Record excerpts:

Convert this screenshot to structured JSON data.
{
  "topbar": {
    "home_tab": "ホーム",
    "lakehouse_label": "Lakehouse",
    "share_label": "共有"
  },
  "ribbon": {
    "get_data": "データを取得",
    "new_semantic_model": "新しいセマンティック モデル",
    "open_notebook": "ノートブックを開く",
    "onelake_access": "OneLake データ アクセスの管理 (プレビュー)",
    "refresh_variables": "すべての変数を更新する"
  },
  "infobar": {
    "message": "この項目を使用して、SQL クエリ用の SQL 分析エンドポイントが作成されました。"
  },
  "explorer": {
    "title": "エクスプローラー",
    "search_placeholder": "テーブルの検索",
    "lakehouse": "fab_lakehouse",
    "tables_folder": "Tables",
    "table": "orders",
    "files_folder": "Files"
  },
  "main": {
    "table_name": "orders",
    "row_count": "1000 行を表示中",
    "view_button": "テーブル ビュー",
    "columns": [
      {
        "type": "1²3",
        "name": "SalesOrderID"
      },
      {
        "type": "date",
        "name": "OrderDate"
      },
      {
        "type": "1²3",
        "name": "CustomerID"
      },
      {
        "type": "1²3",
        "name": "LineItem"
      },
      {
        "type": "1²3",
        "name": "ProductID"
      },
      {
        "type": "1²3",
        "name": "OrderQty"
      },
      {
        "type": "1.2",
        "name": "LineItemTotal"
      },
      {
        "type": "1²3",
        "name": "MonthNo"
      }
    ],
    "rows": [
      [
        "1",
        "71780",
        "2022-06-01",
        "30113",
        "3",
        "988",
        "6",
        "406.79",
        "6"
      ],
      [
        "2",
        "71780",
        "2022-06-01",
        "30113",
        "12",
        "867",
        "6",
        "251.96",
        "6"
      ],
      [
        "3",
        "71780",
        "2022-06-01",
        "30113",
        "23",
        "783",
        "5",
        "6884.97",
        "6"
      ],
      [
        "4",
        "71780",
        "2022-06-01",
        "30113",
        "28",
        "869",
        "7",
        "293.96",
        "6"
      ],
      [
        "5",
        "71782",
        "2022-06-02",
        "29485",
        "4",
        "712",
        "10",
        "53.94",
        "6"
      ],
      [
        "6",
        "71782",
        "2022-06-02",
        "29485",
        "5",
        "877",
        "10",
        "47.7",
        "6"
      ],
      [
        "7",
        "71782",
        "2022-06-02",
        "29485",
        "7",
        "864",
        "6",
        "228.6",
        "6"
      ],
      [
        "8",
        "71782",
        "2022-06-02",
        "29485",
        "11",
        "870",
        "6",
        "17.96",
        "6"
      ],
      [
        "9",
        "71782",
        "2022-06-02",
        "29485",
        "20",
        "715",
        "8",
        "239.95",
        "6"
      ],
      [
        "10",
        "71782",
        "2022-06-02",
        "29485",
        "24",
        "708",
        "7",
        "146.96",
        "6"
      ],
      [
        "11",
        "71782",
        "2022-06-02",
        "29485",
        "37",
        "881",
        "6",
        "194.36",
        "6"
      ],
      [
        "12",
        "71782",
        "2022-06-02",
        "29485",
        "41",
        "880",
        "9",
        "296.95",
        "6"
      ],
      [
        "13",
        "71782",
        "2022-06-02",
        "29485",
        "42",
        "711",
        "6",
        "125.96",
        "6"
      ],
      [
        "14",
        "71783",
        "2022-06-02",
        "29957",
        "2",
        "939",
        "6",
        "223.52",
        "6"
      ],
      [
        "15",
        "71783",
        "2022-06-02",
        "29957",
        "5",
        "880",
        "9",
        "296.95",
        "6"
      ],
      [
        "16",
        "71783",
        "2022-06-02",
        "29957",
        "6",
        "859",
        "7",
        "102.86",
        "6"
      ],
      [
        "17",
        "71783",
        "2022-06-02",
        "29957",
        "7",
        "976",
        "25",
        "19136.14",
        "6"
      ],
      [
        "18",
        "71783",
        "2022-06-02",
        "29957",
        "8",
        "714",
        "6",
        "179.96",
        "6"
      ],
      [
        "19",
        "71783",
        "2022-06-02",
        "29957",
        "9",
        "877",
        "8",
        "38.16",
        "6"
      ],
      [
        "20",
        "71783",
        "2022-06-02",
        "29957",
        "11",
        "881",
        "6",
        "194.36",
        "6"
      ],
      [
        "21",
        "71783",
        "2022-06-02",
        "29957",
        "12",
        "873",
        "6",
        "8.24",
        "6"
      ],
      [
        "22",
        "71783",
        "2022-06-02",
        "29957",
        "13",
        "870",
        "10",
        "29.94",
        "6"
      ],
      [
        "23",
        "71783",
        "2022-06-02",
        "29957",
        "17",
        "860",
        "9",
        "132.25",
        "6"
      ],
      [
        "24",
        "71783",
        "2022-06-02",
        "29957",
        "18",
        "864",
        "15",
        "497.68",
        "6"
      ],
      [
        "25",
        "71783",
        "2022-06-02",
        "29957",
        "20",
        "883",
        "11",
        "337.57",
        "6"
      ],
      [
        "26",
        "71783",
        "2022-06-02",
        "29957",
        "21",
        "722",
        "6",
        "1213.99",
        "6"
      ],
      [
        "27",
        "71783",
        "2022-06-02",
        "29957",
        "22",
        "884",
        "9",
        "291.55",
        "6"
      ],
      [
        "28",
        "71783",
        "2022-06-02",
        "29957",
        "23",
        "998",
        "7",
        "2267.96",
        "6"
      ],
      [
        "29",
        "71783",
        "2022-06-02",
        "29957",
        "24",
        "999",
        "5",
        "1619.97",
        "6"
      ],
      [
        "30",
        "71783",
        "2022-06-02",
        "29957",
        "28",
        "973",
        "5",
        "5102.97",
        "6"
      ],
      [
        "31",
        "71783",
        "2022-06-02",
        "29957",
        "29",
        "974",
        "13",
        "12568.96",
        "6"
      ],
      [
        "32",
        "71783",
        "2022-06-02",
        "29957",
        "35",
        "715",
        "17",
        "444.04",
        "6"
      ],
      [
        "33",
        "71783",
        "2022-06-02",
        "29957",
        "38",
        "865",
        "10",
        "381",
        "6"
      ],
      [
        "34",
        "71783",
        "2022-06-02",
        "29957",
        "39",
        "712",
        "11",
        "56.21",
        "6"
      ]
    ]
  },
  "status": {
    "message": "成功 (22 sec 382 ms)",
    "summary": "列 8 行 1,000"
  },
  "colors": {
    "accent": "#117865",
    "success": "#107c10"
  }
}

Exercise details:
Output a single number: how many lines contain the word "message".

Final answer:
2